TASK DIRECTIONS:
Across the entries, how many lines have the string "replicator" in them? Reply with only a number.

RECORDS FOR THIS TASK:
>> start
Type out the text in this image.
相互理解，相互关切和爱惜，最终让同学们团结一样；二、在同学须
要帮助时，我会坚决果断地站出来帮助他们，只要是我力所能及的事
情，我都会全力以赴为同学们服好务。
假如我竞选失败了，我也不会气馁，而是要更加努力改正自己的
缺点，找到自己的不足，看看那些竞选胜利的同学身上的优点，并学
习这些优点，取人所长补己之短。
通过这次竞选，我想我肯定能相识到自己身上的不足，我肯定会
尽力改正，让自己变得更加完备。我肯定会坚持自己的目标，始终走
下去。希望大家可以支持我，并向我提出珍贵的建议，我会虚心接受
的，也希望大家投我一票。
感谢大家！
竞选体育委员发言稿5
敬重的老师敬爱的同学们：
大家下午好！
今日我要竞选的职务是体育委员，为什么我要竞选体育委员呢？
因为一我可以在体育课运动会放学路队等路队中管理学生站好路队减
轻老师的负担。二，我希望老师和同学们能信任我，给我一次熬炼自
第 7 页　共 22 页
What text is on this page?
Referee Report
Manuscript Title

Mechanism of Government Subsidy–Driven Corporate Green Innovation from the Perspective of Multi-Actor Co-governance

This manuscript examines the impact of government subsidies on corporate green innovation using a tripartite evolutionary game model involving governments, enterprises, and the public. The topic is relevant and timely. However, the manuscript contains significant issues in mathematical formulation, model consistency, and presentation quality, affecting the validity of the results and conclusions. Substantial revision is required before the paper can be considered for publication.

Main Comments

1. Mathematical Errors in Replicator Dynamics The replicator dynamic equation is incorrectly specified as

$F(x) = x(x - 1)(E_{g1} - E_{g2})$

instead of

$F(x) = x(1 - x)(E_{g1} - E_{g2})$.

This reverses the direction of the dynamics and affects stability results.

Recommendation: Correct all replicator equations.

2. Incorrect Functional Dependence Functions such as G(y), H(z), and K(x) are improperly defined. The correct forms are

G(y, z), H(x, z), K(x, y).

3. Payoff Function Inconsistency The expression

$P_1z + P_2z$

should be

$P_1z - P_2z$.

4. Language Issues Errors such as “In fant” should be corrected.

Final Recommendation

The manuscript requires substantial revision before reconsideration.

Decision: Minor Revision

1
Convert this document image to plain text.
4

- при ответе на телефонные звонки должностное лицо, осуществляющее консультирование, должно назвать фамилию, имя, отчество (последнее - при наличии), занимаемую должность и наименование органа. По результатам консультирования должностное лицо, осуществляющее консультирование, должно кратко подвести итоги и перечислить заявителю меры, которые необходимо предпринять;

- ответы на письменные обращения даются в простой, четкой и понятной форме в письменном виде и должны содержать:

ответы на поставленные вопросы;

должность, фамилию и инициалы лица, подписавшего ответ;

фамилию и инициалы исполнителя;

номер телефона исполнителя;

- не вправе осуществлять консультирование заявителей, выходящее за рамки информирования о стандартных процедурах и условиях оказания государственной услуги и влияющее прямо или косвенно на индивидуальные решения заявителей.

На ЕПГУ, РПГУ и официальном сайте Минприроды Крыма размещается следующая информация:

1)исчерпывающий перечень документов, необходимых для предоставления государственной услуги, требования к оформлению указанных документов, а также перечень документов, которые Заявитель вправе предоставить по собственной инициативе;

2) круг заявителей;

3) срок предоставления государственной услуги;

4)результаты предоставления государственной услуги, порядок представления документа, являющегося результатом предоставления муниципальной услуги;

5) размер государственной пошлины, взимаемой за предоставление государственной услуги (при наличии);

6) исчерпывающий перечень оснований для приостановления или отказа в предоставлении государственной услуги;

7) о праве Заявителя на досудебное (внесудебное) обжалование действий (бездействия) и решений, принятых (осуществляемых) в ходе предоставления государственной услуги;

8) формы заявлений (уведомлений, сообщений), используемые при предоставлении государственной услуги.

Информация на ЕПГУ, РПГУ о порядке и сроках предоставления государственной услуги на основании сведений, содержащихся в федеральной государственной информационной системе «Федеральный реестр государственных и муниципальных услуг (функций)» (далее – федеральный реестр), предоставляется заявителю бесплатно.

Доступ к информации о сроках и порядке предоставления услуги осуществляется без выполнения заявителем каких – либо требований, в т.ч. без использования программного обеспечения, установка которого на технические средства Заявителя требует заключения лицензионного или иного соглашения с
>> end
OUTPUT FOR THIS EXERCISE:
2